*** ITEMS ***

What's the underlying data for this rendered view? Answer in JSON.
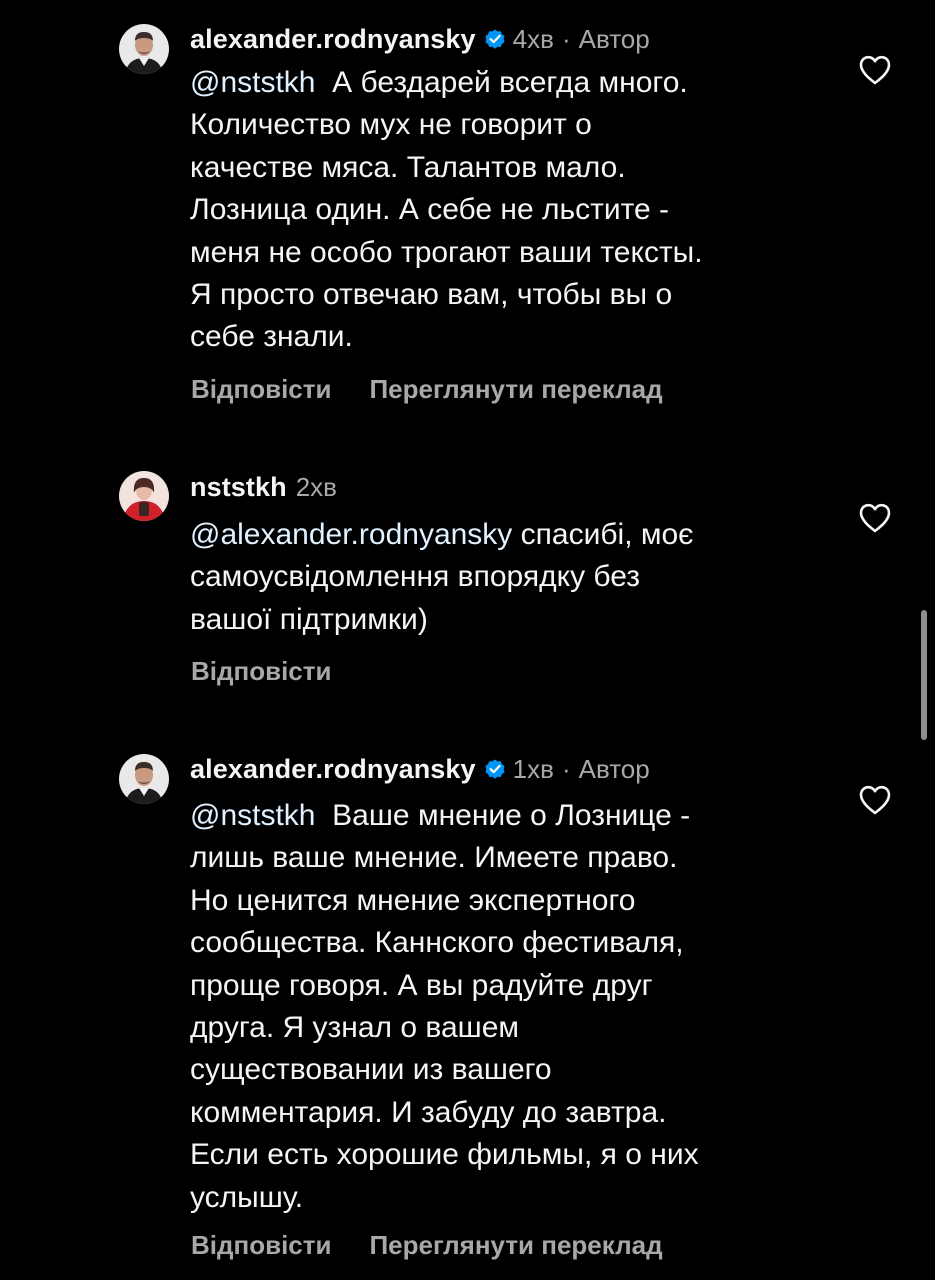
{
  "colors": {
    "background": "#000000",
    "primary_text": "#f5f5f5",
    "secondary_text": "#a8a8a8",
    "verified_badge": "#0095f6"
  },
  "comments": [
    {
      "username": "alexander.rodnyansky",
      "verified": true,
      "time": "4хв",
      "separator": "·",
      "author_tag": "Автор",
      "mention": "@nststkh",
      "text": "А бездарей всегда много.\nКоличество мух не говорит о\nкачестве мяса. Талантов мало.\nЛозница один. А себе не льстите -\nменя не особо трогают ваши тексты.\nЯ просто отвечаю вам, чтобы вы о\nсебе знали.",
      "reply_label": "Відповісти",
      "translate_label": "Переглянути переклад",
      "avatar_icon": "man-portrait-avatar",
      "like_icon": "heart-outline-icon"
    },
    {
      "username": "nststkh",
      "verified": false,
      "time": "2хв",
      "mention": "@alexander.rodnyansky",
      "text": "спасибі, моє\nсамоусвідомлення впорядку без\nвашої підтримки)",
      "reply_label": "Відповісти",
      "avatar_icon": "woman-red-outfit-avatar",
      "like_icon": "heart-outline-icon"
    },
    {
      "username": "alexander.rodnyansky",
      "verified": true,
      "time": "1хв",
      "separator": "·",
      "author_tag": "Автор",
      "mention": "@nststkh",
      "text": "Ваше мнение о Лознице -\nлишь ваше мнение. Имеете право.\nНо ценится мнение экспертного\nсообщества. Каннского фестиваля,\nпроще говоря. А вы радуйте друг\nдруга. Я узнал о вашем\nсуществовании из вашего\nкомментария. И забуду до завтра.\nЕсли есть хорошие фильмы, я о них\nуслышу.",
      "reply_label": "Відповісти",
      "translate_label": "Переглянути переклад",
      "avatar_icon": "man-portrait-avatar",
      "like_icon": "heart-outline-icon"
    }
  ]
}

***

**WHAT IS BEING ASKED**
Without including any picture, retype the entries exactly.

**FINAL ANSWER**
What's the underlying data for this rendered view? Answer in JSON.
{
  "colors": {
    "background": "#000000",
    "primary_text": "#f5f5f5",
    "secondary_text": "#a8a8a8",
    "verified_badge": "#0095f6"
  },
  "comments": [
    {
      "username": "alexander.rodnyansky",
      "verified": true,
      "time": "4хв",
      "separator": "·",
      "author_tag": "Автор",
      "mention": "@nststkh",
      "text": "А бездарей всегда много.\nКоличество мух не говорит о\nкачестве мяса. Талантов мало.\nЛозница один. А себе не льстите -\nменя не особо трогают ваши тексты.\nЯ просто отвечаю вам, чтобы вы о\nсебе знали.",
      "reply_label": "Відповісти",
      "translate_label": "Переглянути переклад",
      "avatar_icon": "man-portrait-avatar",
      "like_icon": "heart-outline-icon"
    },
    {
      "username": "nststkh",
      "verified": false,
      "time": "2хв",
      "mention": "@alexander.rodnyansky",
      "text": "спасибі, моє\nсамоусвідомлення впорядку без\nвашої підтримки)",
      "reply_label": "Відповісти",
      "avatar_icon": "woman-red-outfit-avatar",
      "like_icon": "heart-outline-icon"
    },
    {
      "username": "alexander.rodnyansky",
      "verified": true,
      "time": "1хв",
      "separator": "·",
      "author_tag": "Автор",
      "mention": "@nststkh",
      "text": "Ваше мнение о Лознице -\nлишь ваше мнение. Имеете право.\nНо ценится мнение экспертного\nсообщества. Каннского фестиваля,\nпроще говоря. А вы радуйте друг\nдруга. Я узнал о вашем\nсуществовании из вашего\nкомментария. И забуду до завтра.\nЕсли есть хорошие фильмы, я о них\nуслышу.",
      "reply_label": "Відповісти",
      "translate_label": "Переглянути переклад",
      "avatar_icon": "man-portrait-avatar",
      "like_icon": "heart-outline-icon"
    }
  ]
}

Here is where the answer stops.